Begin DATA SHOWN

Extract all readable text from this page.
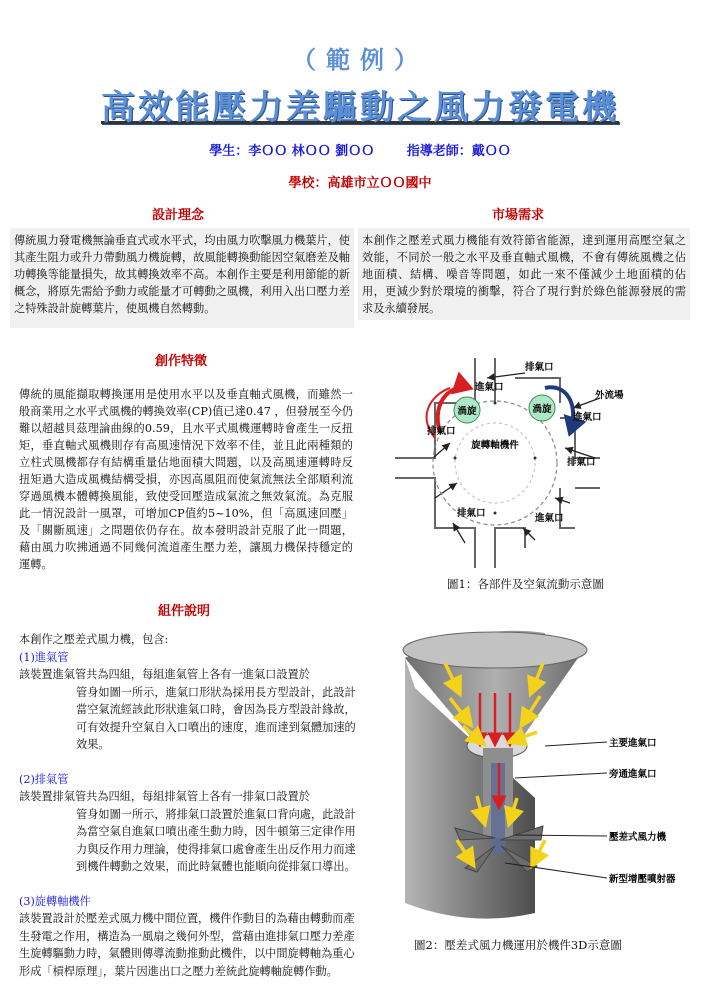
（範例）
高效能壓力差驅動之風力發電機
學生：李ＯＯ 林ＯＯ 劉ＯＯ	指導老師：戴ＯＯ
學校：高雄市立ＯＯ國中
設計理念
傳統風力發電機無論垂直式或水平式，均由風力吹擊風力機葉片，使其產生阻力或升力帶動風力機旋轉，故風能轉換動能因空氣磨差及軸功轉換等能量損失，故其轉換效率不高。本創作主要是利用節能的新概念，將原先需給予動力或能量才可轉動之風機，利用入出口壓力差之特殊設計旋轉葉片，使風機自然轉動。
市場需求
本創作之壓差式風力機能有效符節省能源，達到運用高壓空氣之效能，不同於一般之水平及垂直軸式風機，不會有傳統風機之佔地面積、結構、噪音等問題，如此一來不僅減少土地面積的佔用，更減少對於環境的衝擊，符合了現行對於綠色能源發展的需求及永續發展。
創作特徵
傳統的風能擷取轉換運用是使用水平以及垂直軸式風機，而雖然一般商業用之水平式風機的轉換效率(CP)值已達0.47 ，但發展至今仍難以超越貝茲理論曲線的0.59，且水平式風機運轉時會產生一反扭矩，垂直軸式風機則存有高風速情況下效率不佳，並且此兩種類的立柱式風機都存有結構重量佔地面積大問題，以及高風速運轉時反扭矩過大造成風機結構受損，亦因高風阻而使氣流無法全部順利流穿過風機本體轉換風能，致使受回壓造成氣流之無效氣流。為克服此一情況設計一風罩，可增加CP值約5~10%，但「高風速回壓」及「關斷風速」之問題依仍存在。故本發明設計克服了此一問題，藉由風力吹拂通過不同幾何流道產生壓力差，讓風力機保持穩定的運轉。
渦旋	渦旋
排氣口
進氣口
外流場
進氣口
排氣口
旋轉軸機件
排氣口
排氣口	進氣口
圖1：各部件及空氣流動示意圖
組件說明
本創作之壓差式風力機，包含:
(1)進氣管
該裝置進氣管共為四組，每組進氣管上各有一進氣口設置於
管身如圖一所示，進氣口形狀為採用長方型設計，此設計當空氣流經該此形狀進氣口時，會因為長方型設計緣故，可有效提升空氣自入口噴出的速度，進而達到氣體加速的效果。
(2)排氣管
該裝置排氣管共為四組，每組排氣管上各有一排氣口設置於
管身如圖一所示，將排氣口設置於進氣口背向處，此設計為當空氣自進氣口噴出產生動力時，因牛頓第三定律作用力與反作用力理論，使得排氣口處會產生出反作用力而達到機件轉動之效果，而此時氣體也能順向從排氣口導出。
(3)旋轉軸機件
該裝置設計於壓差式風力機中間位置，機件作動目的為藉由轉動而產生發電之作用，構造為一風扇之幾何外型，當藉由進排氣口壓力差產生旋轉驅動力時，氣體則傳導流動推動此機件，以中間旋轉軸為重心形成「槓桿原理」，葉片因進出口之壓力差統此旋轉軸旋轉作動。
主要進氣口
旁通進氣口
壓差式風力機
新型增壓噴射器
圖2：壓差式風力機運用於機件3D示意圖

End DATA SHOWN

TASK STATEMENT:
Leave out the pictures and copy the rest of the material above exactly.

ANSWER:
Extract all readable text from this page.
（範例）
高效能壓力差驅動之風力發電機
學生：李ＯＯ 林ＯＯ 劉ＯＯ	指導老師：戴ＯＯ
學校：高雄市立ＯＯ國中
設計理念
傳統風力發電機無論垂直式或水平式，均由風力吹擊風力機葉片，使其產生阻力或升力帶動風力機旋轉，故風能轉換動能因空氣磨差及軸功轉換等能量損失，故其轉換效率不高。本創作主要是利用節能的新概念，將原先需給予動力或能量才可轉動之風機，利用入出口壓力差之特殊設計旋轉葉片，使風機自然轉動。
市場需求
本創作之壓差式風力機能有效符節省能源，達到運用高壓空氣之效能，不同於一般之水平及垂直軸式風機，不會有傳統風機之佔地面積、結構、噪音等問題，如此一來不僅減少土地面積的佔用，更減少對於環境的衝擊，符合了現行對於綠色能源發展的需求及永續發展。
創作特徵
傳統的風能擷取轉換運用是使用水平以及垂直軸式風機，而雖然一般商業用之水平式風機的轉換效率(CP)值已達0.47 ，但發展至今仍難以超越貝茲理論曲線的0.59，且水平式風機運轉時會產生一反扭矩，垂直軸式風機則存有高風速情況下效率不佳，並且此兩種類的立柱式風機都存有結構重量佔地面積大問題，以及高風速運轉時反扭矩過大造成風機結構受損，亦因高風阻而使氣流無法全部順利流穿過風機本體轉換風能，致使受回壓造成氣流之無效氣流。為克服此一情況設計一風罩，可增加CP值約5~10%，但「高風速回壓」及「關斷風速」之問題依仍存在。故本發明設計克服了此一問題，藉由風力吹拂通過不同幾何流道產生壓力差，讓風力機保持穩定的運轉。
渦旋	渦旋
排氣口
進氣口
外流場
進氣口
排氣口
旋轉軸機件
排氣口
排氣口	進氣口
圖1：各部件及空氣流動示意圖
組件說明
本創作之壓差式風力機，包含:
(1)進氣管
該裝置進氣管共為四組，每組進氣管上各有一進氣口設置於
管身如圖一所示，進氣口形狀為採用長方型設計，此設計當空氣流經該此形狀進氣口時，會因為長方型設計緣故，可有效提升空氣自入口噴出的速度，進而達到氣體加速的效果。
(2)排氣管
該裝置排氣管共為四組，每組排氣管上各有一排氣口設置於
管身如圖一所示，將排氣口設置於進氣口背向處，此設計為當空氣自進氣口噴出產生動力時，因牛頓第三定律作用力與反作用力理論，使得排氣口處會產生出反作用力而達到機件轉動之效果，而此時氣體也能順向從排氣口導出。
(3)旋轉軸機件
該裝置設計於壓差式風力機中間位置，機件作動目的為藉由轉動而產生發電之作用，構造為一風扇之幾何外型，當藉由進排氣口壓力差產生旋轉驅動力時，氣體則傳導流動推動此機件，以中間旋轉軸為重心形成「槓桿原理」，葉片因進出口之壓力差統此旋轉軸旋轉作動。
主要進氣口
旁通進氣口
壓差式風力機
新型增壓噴射器
圖2：壓差式風力機運用於機件3D示意圖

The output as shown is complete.